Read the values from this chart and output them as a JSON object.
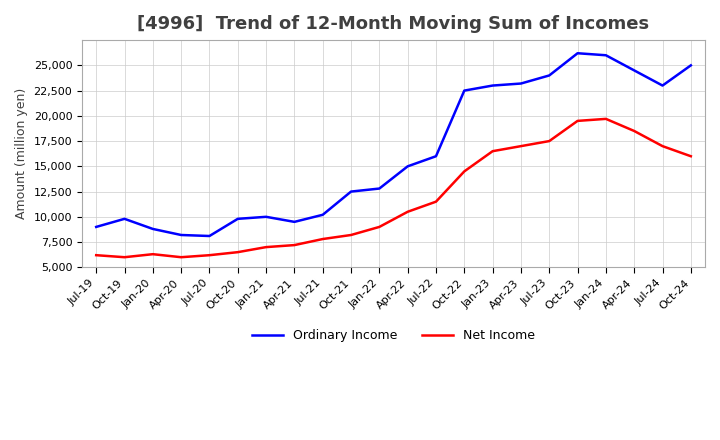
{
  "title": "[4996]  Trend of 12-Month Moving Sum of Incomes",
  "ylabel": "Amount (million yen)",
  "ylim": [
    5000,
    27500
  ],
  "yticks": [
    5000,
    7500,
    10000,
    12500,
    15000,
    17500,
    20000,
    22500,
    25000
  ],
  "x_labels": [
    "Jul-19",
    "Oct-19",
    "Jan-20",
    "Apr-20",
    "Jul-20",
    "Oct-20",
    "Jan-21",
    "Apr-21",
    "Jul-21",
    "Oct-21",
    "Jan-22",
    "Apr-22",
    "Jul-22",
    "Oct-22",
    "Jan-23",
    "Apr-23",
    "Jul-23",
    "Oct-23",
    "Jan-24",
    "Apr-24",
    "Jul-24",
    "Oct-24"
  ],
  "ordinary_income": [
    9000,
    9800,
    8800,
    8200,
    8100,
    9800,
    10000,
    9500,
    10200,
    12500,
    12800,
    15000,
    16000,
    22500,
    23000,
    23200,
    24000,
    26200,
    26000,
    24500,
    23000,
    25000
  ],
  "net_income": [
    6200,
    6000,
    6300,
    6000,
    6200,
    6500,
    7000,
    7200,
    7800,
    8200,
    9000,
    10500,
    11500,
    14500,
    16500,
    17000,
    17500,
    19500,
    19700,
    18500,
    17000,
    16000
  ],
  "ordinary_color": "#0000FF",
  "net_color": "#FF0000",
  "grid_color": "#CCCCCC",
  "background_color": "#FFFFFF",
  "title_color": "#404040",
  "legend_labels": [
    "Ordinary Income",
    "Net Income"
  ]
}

——————

Any pictures should be dropped; transcribe the rest of the records above exactly.

Read the values from this chart and output them as a JSON object.
{
  "title": "[4996]  Trend of 12-Month Moving Sum of Incomes",
  "ylabel": "Amount (million yen)",
  "ylim": [
    5000,
    27500
  ],
  "yticks": [
    5000,
    7500,
    10000,
    12500,
    15000,
    17500,
    20000,
    22500,
    25000
  ],
  "x_labels": [
    "Jul-19",
    "Oct-19",
    "Jan-20",
    "Apr-20",
    "Jul-20",
    "Oct-20",
    "Jan-21",
    "Apr-21",
    "Jul-21",
    "Oct-21",
    "Jan-22",
    "Apr-22",
    "Jul-22",
    "Oct-22",
    "Jan-23",
    "Apr-23",
    "Jul-23",
    "Oct-23",
    "Jan-24",
    "Apr-24",
    "Jul-24",
    "Oct-24"
  ],
  "ordinary_income": [
    9000,
    9800,
    8800,
    8200,
    8100,
    9800,
    10000,
    9500,
    10200,
    12500,
    12800,
    15000,
    16000,
    22500,
    23000,
    23200,
    24000,
    26200,
    26000,
    24500,
    23000,
    25000
  ],
  "net_income": [
    6200,
    6000,
    6300,
    6000,
    6200,
    6500,
    7000,
    7200,
    7800,
    8200,
    9000,
    10500,
    11500,
    14500,
    16500,
    17000,
    17500,
    19500,
    19700,
    18500,
    17000,
    16000
  ],
  "ordinary_color": "#0000FF",
  "net_color": "#FF0000",
  "grid_color": "#CCCCCC",
  "background_color": "#FFFFFF",
  "title_color": "#404040",
  "legend_labels": [
    "Ordinary Income",
    "Net Income"
  ]
}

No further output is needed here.